**Task objective**
Quote the listing below in its entirety.

**Data for the task**
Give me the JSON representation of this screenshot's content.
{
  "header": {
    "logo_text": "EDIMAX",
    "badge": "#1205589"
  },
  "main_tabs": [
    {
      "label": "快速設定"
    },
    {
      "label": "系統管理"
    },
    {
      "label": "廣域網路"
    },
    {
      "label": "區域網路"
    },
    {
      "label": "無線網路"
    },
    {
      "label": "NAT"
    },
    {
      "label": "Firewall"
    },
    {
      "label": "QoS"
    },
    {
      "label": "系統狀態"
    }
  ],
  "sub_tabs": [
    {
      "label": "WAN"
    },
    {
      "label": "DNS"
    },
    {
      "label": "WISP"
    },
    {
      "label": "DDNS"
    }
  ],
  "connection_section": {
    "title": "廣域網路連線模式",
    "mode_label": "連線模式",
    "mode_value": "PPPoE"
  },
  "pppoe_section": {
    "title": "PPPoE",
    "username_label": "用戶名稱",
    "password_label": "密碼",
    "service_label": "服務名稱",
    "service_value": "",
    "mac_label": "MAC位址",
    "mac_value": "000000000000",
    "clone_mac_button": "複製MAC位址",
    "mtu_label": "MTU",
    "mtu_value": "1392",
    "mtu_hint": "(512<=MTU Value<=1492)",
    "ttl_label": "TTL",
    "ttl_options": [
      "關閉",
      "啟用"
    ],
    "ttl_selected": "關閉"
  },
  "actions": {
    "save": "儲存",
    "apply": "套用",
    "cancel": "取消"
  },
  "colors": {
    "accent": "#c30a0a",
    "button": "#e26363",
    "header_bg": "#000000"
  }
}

**Answer**
Give me the JSON representation of this screenshot's content.
{
  "header": {
    "logo_text": "EDIMAX",
    "badge": "#1205589"
  },
  "main_tabs": [
    {
      "label": "快速設定"
    },
    {
      "label": "系統管理"
    },
    {
      "label": "廣域網路"
    },
    {
      "label": "區域網路"
    },
    {
      "label": "無線網路"
    },
    {
      "label": "NAT"
    },
    {
      "label": "Firewall"
    },
    {
      "label": "QoS"
    },
    {
      "label": "系統狀態"
    }
  ],
  "sub_tabs": [
    {
      "label": "WAN"
    },
    {
      "label": "DNS"
    },
    {
      "label": "WISP"
    },
    {
      "label": "DDNS"
    }
  ],
  "connection_section": {
    "title": "廣域網路連線模式",
    "mode_label": "連線模式",
    "mode_value": "PPPoE"
  },
  "pppoe_section": {
    "title": "PPPoE",
    "username_label": "用戶名稱",
    "password_label": "密碼",
    "service_label": "服務名稱",
    "service_value": "",
    "mac_label": "MAC位址",
    "mac_value": "000000000000",
    "clone_mac_button": "複製MAC位址",
    "mtu_label": "MTU",
    "mtu_value": "1392",
    "mtu_hint": "(512<=MTU Value<=1492)",
    "ttl_label": "TTL",
    "ttl_options": [
      "關閉",
      "啟用"
    ],
    "ttl_selected": "關閉"
  },
  "actions": {
    "save": "儲存",
    "apply": "套用",
    "cancel": "取消"
  },
  "colors": {
    "accent": "#c30a0a",
    "button": "#e26363",
    "header_bg": "#000000"
  }
}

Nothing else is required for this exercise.